Stored data entries
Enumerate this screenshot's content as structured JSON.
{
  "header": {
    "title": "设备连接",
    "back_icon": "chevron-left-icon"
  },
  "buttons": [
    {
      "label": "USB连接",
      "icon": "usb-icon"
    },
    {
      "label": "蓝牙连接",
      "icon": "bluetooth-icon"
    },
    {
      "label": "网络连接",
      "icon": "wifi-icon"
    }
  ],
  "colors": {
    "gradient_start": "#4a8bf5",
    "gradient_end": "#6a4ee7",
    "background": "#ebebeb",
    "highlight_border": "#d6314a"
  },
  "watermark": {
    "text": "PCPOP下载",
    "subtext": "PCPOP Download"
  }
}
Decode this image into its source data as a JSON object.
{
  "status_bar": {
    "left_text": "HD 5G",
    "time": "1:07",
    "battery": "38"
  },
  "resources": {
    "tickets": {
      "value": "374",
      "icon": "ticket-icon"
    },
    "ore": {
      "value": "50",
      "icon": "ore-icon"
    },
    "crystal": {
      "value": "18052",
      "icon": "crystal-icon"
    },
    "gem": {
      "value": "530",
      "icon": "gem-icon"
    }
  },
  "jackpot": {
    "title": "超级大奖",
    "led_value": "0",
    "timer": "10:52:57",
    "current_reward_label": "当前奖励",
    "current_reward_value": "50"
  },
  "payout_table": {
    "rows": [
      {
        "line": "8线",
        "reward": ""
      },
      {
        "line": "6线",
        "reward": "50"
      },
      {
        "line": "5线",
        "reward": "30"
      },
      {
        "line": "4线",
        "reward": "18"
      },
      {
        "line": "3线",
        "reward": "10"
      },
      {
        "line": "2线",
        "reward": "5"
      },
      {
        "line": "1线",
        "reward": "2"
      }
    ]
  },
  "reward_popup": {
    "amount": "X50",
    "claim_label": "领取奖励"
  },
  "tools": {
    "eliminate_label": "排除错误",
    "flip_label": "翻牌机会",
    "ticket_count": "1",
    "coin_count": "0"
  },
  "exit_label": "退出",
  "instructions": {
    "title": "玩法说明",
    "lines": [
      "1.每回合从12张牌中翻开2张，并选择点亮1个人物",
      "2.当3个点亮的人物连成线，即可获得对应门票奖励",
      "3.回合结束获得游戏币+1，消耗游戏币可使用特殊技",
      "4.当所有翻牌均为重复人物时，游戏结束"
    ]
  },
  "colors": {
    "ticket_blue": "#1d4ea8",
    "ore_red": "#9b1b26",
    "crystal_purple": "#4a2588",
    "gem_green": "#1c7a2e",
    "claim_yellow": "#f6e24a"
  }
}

Problem details: Repeat every line of the data, exactly and in full.

Reply:
Enumerate this screenshot's content as structured JSON.
{
  "header": {
    "title": "设备连接",
    "back_icon": "chevron-left-icon"
  },
  "buttons": [
    {
      "label": "USB连接",
      "icon": "usb-icon"
    },
    {
      "label": "蓝牙连接",
      "icon": "bluetooth-icon"
    },
    {
      "label": "网络连接",
      "icon": "wifi-icon"
    }
  ],
  "colors": {
    "gradient_start": "#4a8bf5",
    "gradient_end": "#6a4ee7",
    "background": "#ebebeb",
    "highlight_border": "#d6314a"
  },
  "watermark": {
    "text": "PCPOP下载",
    "subtext": "PCPOP Download"
  }
}
Decode this image into its source data as a JSON object.
{
  "status_bar": {
    "left_text": "HD 5G",
    "time": "1:07",
    "battery": "38"
  },
  "resources": {
    "tickets": {
      "value": "374",
      "icon": "ticket-icon"
    },
    "ore": {
      "value": "50",
      "icon": "ore-icon"
    },
    "crystal": {
      "value": "18052",
      "icon": "crystal-icon"
    },
    "gem": {
      "value": "530",
      "icon": "gem-icon"
    }
  },
  "jackpot": {
    "title": "超级大奖",
    "led_value": "0",
    "timer": "10:52:57",
    "current_reward_label": "当前奖励",
    "current_reward_value": "50"
  },
  "payout_table": {
    "rows": [
      {
        "line": "8线",
        "reward": ""
      },
      {
        "line": "6线",
        "reward": "50"
      },
      {
        "line": "5线",
        "reward": "30"
      },
      {
        "line": "4线",
        "reward": "18"
      },
      {
        "line": "3线",
        "reward": "10"
      },
      {
        "line": "2线",
        "reward": "5"
      },
      {
        "line": "1线",
        "reward": "2"
      }
    ]
  },
  "reward_popup": {
    "amount": "X50",
    "claim_label": "领取奖励"
  },
  "tools": {
    "eliminate_label": "排除错误",
    "flip_label": "翻牌机会",
    "ticket_count": "1",
    "coin_count": "0"
  },
  "exit_label": "退出",
  "instructions": {
    "title": "玩法说明",
    "lines": [
      "1.每回合从12张牌中翻开2张，并选择点亮1个人物",
      "2.当3个点亮的人物连成线，即可获得对应门票奖励",
      "3.回合结束获得游戏币+1，消耗游戏币可使用特殊技",
      "4.当所有翻牌均为重复人物时，游戏结束"
    ]
  },
  "colors": {
    "ticket_blue": "#1d4ea8",
    "ore_red": "#9b1b26",
    "crystal_purple": "#4a2588",
    "gem_green": "#1c7a2e",
    "claim_yellow": "#f6e24a"
  }
}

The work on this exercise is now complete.